### Exercise directions:
Repeat, exactly and in full, the lines of the listing below, but without any pictures.

### Information provided:
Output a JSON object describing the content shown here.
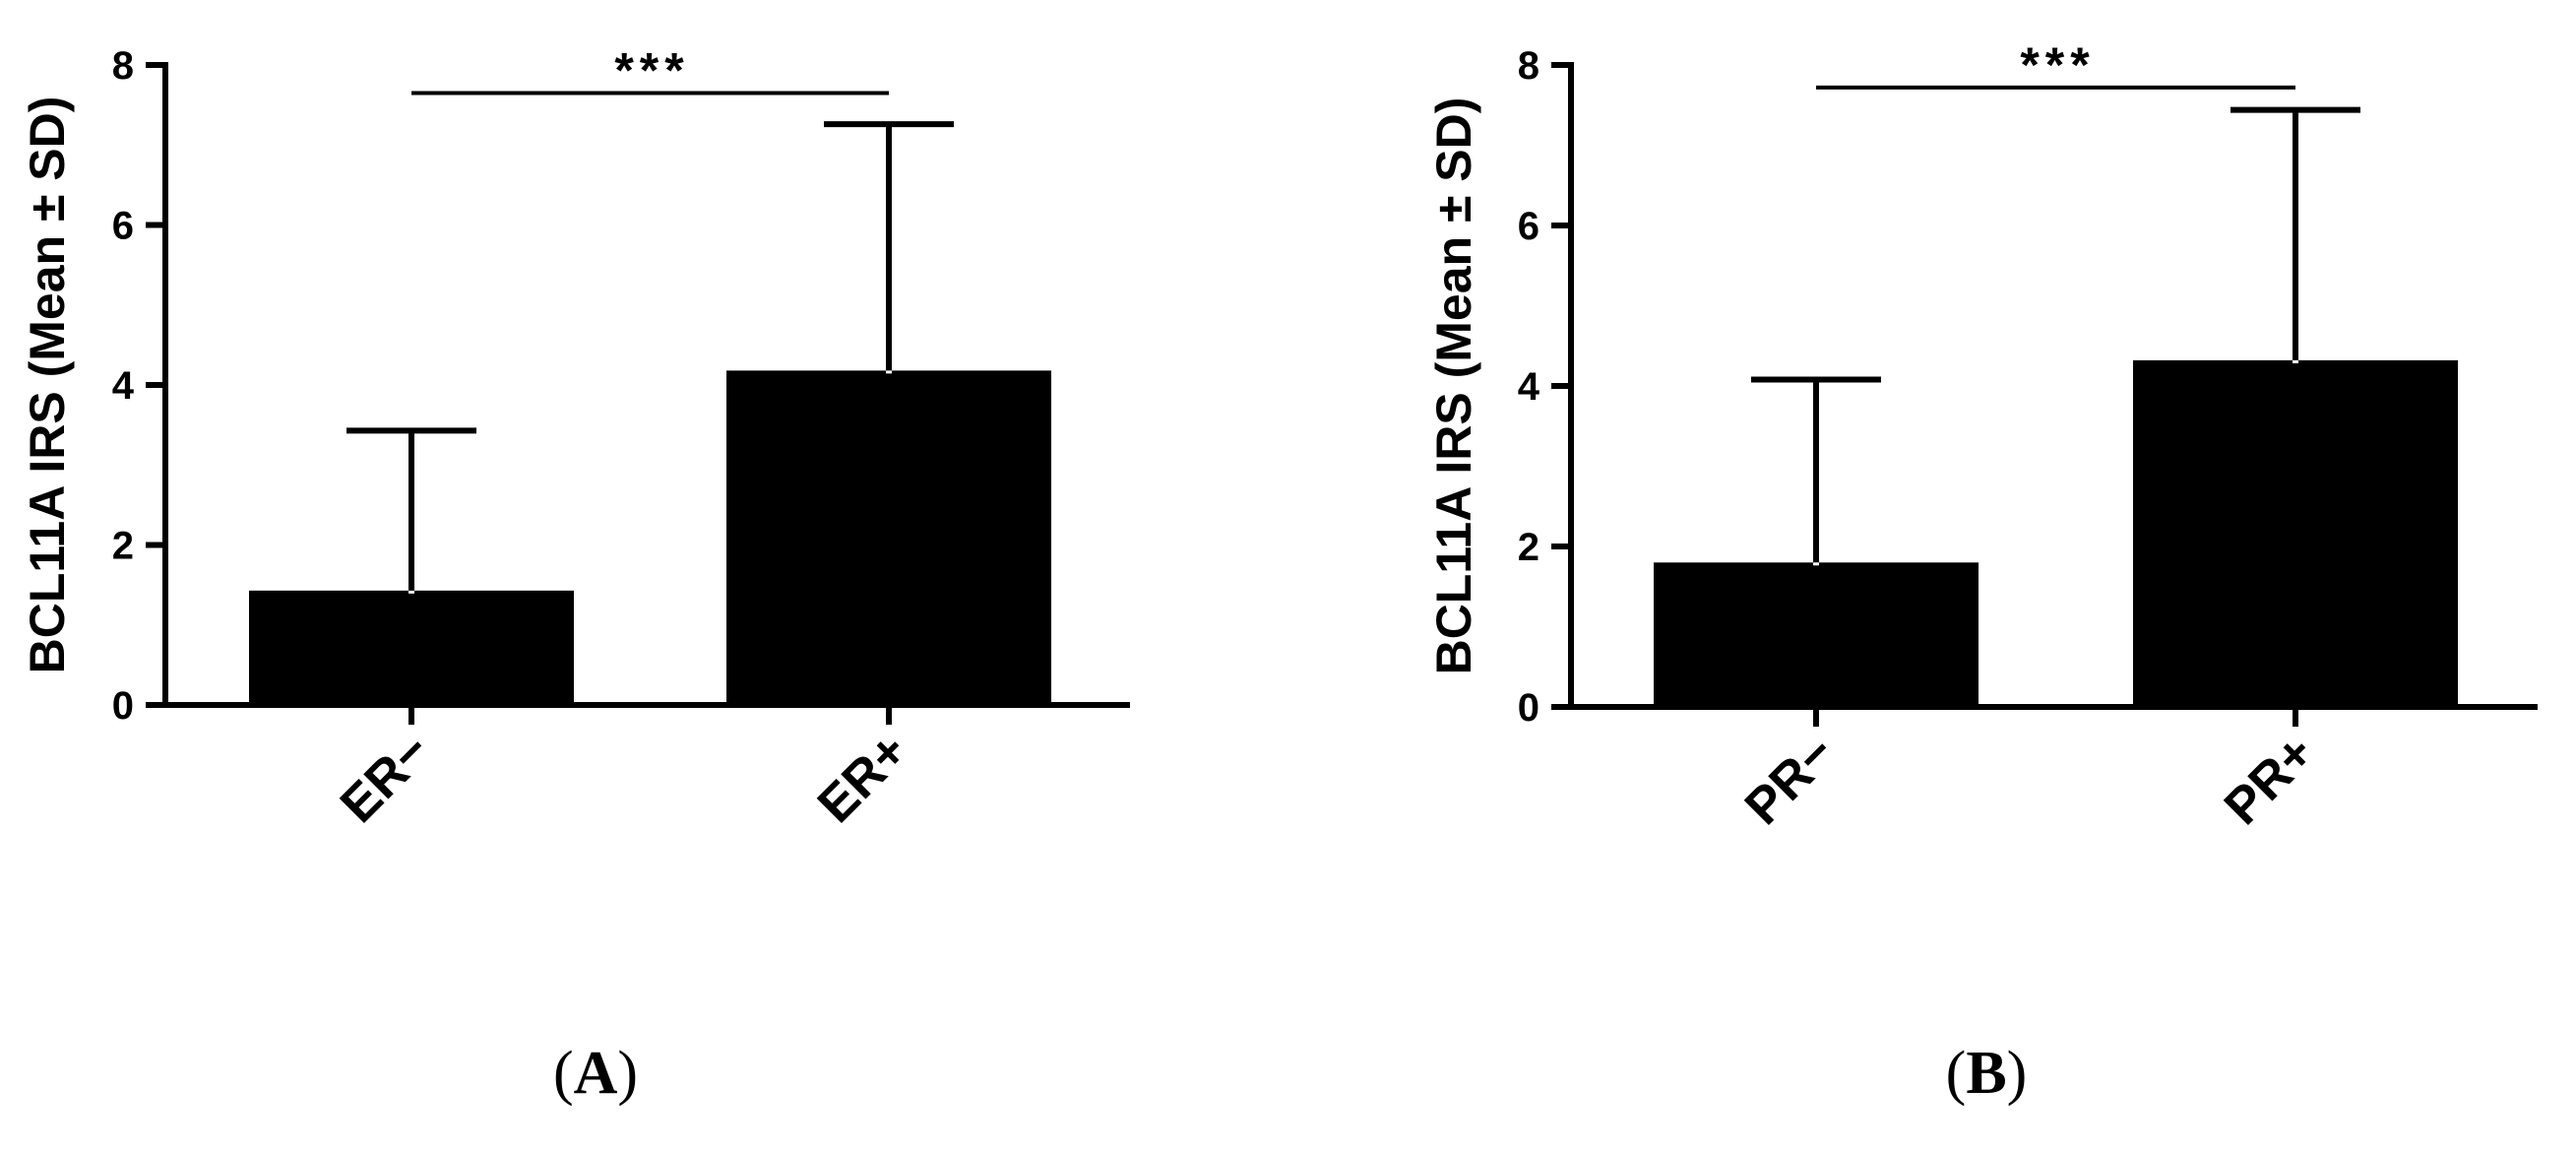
{
  "chart_data": [
    {
      "type": "bar",
      "panel_label": "A",
      "ylabel": "BCL11A IRS (Mean ± SD)",
      "xlabel": "",
      "categories": [
        "ER−",
        "ER+"
      ],
      "values": [
        1.43,
        4.18
      ],
      "error_sd": [
        2.0,
        3.08
      ],
      "ylim": [
        0,
        8
      ],
      "yticks": [
        "0",
        "2",
        "4",
        "6",
        "8"
      ],
      "significance": {
        "between": [
          0,
          1
        ],
        "label": "***",
        "y": 7.65
      },
      "bar_color": "#000000",
      "grid": false,
      "legend": "none"
    },
    {
      "type": "bar",
      "panel_label": "B",
      "ylabel": "BCL11A IRS (Mean ± SD)",
      "xlabel": "",
      "categories": [
        "PR−",
        "PR+"
      ],
      "values": [
        1.8,
        4.32
      ],
      "error_sd": [
        2.28,
        3.12
      ],
      "ylim": [
        0,
        8
      ],
      "yticks": [
        "0",
        "2",
        "4",
        "6",
        "8"
      ],
      "significance": {
        "between": [
          0,
          1
        ],
        "label": "***",
        "y": 7.72
      },
      "bar_color": "#000000",
      "grid": false,
      "legend": "none"
    }
  ]
}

### Solution for this exercise:
Output a JSON object describing the content shown here.
{
  "chart_data": [
    {
      "type": "bar",
      "panel_label": "A",
      "ylabel": "BCL11A IRS (Mean ± SD)",
      "xlabel": "",
      "categories": [
        "ER−",
        "ER+"
      ],
      "values": [
        1.43,
        4.18
      ],
      "error_sd": [
        2.0,
        3.08
      ],
      "ylim": [
        0,
        8
      ],
      "yticks": [
        "0",
        "2",
        "4",
        "6",
        "8"
      ],
      "significance": {
        "between": [
          0,
          1
        ],
        "label": "***",
        "y": 7.65
      },
      "bar_color": "#000000",
      "grid": false,
      "legend": "none"
    },
    {
      "type": "bar",
      "panel_label": "B",
      "ylabel": "BCL11A IRS (Mean ± SD)",
      "xlabel": "",
      "categories": [
        "PR−",
        "PR+"
      ],
      "values": [
        1.8,
        4.32
      ],
      "error_sd": [
        2.28,
        3.12
      ],
      "ylim": [
        0,
        8
      ],
      "yticks": [
        "0",
        "2",
        "4",
        "6",
        "8"
      ],
      "significance": {
        "between": [
          0,
          1
        ],
        "label": "***",
        "y": 7.72
      },
      "bar_color": "#000000",
      "grid": false,
      "legend": "none"
    }
  ]
}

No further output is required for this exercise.